Maxar looking to the future after tough times

Space company Maxar Technologies has not had it easy in recent months but its new CEO wants to turn the pages somewhat with greater U.S. government growth a key part of the story.

It has been a tumultuous six months for space and satellite company Maxar Technologies, which has faced several headwinds during that time including a continued slump in its commercial geostationary satellite business and the loss of a key imagery spacecraft used by many U.S. government agencies.

Maxar also appointed a new CEO in January amid that eventful period, which has seen the stock fall from nearly $52.00 to almost $5.00 per share as of Friday morning’s open. An activist equity research group’s campaign against Maxar’s financial profile factored in that decline as well.

During Maxar’s fourth quarter and year-end earnings call Thursday, new CEO Dan Jablonsky outlined to investors the company’s plans for transitioning and repositioning itself for longer-term growth and profitability.

After markets closed Thursday, Maxar reported a $1.26 billion net loss for last year partly on charges related to the satellite loss and a weakening commercial “GEO” satellite market.

Revenue did climb nearly 30 percent to $2.14 billion with contributions from the late 2017 DigitalGlobe acquisition that eyed a greater U.S. government presence. Maxar’s overall U.S. government revenue totaled $890 million last year, according to regulatory filings.

Westminster, Colorado-based Maxar has decided that it will keep the so-called “GEO Comsat” business that resides in its SSL division, but will operate that production line “on a much smaller scale” than before, Jablonsky said.

The company did entertain offers for that business and sold one building at SSL’s Palo Alto, California campus in December.

Jablonsky told analysts that as Maxar decided what to do and also visited customers, the company concluded “we actually have a real world-class asset in Palo Alto and in the San Jose operations, decades worth of heritage, key technologies, an employee base that is technologically advanced and just sort of world-class in how we think about it.”

Another component of Maxar’s transition will be a restructuring that sees the company go by that name alone. Jablonsky said that through this “One Maxar” approach, the company will be one operating entity versus having four business units in a corporate structure.

In early January, Maxar ended its contract with the Defense Advanced Research Projects Agency for an in-orbit satellite repair service initiative. That decision to leave the “Robotic Servicing of Geosyncrhonous Satellites” program was made the heels of the loss of Maxar’s WorldView-4 imagery satellite in early January.

----

» Exercise description
According to the Maxar article, what did Maxar's overall U.S. government revenue total last year? The rows that come next have no connection to the Maxar article.

[Structured page-parsing data]
----

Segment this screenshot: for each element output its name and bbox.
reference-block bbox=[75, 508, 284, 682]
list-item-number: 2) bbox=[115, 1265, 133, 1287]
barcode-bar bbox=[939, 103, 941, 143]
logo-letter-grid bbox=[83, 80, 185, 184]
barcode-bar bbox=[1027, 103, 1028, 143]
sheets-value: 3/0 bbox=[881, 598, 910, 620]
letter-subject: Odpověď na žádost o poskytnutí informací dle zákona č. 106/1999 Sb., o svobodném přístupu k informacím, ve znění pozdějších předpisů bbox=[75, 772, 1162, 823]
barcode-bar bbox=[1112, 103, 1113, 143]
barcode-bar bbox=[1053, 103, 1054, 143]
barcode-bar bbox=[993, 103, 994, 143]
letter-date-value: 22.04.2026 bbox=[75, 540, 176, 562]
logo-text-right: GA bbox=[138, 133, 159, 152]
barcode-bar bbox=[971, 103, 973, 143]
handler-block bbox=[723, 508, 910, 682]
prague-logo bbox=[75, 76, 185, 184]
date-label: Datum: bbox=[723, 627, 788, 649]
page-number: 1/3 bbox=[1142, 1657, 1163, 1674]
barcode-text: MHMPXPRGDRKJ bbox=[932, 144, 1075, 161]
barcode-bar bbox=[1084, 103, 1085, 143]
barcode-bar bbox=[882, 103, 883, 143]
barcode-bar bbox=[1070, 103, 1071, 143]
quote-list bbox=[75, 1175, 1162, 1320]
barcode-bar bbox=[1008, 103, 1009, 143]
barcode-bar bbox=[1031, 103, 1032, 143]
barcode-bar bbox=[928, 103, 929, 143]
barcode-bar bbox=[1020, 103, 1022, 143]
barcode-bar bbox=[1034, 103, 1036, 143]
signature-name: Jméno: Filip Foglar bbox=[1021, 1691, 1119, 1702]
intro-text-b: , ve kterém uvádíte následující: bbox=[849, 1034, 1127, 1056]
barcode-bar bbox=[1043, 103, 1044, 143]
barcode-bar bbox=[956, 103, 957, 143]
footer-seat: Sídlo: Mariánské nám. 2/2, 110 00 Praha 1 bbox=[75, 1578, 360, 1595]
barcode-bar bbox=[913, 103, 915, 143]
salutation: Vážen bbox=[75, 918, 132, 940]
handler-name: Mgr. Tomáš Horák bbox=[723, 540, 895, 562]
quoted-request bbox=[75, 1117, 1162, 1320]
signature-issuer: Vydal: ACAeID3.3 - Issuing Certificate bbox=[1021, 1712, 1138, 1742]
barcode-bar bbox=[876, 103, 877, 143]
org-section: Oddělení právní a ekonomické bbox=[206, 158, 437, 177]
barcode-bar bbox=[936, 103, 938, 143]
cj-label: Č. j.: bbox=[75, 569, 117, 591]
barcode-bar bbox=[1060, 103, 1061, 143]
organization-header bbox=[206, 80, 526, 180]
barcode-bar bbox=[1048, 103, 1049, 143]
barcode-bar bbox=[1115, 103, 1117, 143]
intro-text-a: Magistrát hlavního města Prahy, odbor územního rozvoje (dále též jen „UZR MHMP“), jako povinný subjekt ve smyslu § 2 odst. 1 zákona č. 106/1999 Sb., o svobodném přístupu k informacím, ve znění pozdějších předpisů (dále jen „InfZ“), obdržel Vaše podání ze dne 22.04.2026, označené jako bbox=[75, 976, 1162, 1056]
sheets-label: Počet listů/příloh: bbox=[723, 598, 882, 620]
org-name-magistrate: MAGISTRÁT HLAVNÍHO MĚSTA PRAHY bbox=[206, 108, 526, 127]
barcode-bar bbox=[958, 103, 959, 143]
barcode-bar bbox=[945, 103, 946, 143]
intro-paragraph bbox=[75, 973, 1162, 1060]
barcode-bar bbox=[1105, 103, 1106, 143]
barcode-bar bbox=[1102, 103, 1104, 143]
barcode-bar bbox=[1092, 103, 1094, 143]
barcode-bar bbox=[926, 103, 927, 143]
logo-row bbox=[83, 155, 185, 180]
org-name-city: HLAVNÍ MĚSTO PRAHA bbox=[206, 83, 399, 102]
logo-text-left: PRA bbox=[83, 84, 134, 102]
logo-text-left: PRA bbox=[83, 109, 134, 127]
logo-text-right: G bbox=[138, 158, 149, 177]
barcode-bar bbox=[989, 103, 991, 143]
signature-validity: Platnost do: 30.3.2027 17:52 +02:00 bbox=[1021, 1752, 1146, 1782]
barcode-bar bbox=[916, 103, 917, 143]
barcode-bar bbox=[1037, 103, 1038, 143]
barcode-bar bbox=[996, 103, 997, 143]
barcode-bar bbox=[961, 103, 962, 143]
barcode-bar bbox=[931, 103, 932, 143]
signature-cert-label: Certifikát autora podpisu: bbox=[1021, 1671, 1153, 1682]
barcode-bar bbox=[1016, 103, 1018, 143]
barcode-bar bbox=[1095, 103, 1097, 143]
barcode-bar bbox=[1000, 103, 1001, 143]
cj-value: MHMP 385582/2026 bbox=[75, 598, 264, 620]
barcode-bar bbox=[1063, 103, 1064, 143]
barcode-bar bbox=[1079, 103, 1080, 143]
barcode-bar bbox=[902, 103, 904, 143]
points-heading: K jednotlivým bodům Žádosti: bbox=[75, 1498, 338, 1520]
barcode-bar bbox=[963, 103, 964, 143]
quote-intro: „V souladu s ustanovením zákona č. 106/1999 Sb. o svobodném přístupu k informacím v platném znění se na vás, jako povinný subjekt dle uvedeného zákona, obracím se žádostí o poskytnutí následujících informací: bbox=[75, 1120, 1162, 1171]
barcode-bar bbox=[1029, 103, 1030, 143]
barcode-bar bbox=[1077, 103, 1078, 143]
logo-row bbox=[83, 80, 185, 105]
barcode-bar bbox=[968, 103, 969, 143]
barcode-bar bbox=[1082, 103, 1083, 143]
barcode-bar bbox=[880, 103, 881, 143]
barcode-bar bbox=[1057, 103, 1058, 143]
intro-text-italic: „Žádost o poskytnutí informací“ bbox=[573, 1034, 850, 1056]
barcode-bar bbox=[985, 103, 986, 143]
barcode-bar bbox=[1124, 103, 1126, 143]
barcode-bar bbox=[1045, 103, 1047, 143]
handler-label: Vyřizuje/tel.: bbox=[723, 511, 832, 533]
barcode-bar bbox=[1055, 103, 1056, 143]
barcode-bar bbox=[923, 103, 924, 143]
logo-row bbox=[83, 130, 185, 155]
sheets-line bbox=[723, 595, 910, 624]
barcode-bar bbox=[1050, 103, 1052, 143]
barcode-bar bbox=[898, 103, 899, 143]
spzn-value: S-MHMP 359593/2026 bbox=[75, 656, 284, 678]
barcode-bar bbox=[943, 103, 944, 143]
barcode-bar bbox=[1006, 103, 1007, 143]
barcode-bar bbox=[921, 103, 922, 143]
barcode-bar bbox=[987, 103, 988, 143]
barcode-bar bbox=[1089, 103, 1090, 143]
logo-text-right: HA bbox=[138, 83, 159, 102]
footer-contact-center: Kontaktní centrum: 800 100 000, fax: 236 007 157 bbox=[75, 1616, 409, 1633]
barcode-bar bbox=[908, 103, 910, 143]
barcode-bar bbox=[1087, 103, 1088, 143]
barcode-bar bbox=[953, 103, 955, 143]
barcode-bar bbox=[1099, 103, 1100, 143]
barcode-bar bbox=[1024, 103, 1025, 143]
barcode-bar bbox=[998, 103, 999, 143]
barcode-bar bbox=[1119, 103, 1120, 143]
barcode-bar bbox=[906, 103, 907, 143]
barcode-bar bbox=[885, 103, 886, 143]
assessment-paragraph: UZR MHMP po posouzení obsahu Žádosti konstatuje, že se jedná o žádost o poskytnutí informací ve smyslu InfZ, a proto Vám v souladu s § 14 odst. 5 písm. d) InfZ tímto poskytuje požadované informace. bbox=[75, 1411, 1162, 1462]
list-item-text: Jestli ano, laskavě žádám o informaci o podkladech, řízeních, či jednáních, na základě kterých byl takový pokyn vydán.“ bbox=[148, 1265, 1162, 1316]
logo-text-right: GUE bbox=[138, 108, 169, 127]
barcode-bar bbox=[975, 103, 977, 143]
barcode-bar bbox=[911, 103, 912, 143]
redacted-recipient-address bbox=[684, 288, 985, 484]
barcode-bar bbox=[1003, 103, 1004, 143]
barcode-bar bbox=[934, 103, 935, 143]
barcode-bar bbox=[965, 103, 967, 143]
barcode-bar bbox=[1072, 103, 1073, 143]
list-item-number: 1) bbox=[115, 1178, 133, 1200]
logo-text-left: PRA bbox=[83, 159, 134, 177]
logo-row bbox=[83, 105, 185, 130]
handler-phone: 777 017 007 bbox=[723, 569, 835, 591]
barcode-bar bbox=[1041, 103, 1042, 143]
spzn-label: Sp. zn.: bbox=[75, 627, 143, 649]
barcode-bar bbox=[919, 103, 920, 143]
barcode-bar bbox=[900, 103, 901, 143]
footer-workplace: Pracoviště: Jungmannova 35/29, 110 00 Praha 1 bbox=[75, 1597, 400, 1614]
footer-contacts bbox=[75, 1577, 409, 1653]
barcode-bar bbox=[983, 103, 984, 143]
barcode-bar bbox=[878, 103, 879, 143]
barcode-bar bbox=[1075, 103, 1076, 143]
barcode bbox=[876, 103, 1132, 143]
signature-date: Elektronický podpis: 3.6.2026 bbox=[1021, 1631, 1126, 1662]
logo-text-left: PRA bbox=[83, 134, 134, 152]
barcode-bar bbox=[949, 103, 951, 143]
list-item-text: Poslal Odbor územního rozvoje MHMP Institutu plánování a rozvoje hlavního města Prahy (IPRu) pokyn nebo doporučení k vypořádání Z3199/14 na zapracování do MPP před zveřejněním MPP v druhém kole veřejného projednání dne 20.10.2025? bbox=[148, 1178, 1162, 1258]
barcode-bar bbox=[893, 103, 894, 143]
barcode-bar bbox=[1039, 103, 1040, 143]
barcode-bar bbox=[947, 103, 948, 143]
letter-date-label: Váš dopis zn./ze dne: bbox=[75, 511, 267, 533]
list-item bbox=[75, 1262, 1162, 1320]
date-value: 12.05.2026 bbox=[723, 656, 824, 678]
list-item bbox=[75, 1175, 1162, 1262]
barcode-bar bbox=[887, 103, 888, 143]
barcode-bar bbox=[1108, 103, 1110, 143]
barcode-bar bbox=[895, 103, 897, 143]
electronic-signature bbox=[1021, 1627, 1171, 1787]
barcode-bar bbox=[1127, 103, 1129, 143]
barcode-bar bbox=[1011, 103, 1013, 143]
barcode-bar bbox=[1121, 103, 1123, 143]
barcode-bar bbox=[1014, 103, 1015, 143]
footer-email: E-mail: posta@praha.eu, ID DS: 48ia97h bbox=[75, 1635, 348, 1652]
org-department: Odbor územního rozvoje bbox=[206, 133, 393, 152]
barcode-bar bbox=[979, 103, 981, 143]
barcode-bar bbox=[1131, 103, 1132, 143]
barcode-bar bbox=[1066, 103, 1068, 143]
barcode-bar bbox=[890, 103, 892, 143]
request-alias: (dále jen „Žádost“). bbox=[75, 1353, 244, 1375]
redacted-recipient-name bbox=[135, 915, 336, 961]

----

» Answer for the task
$890 million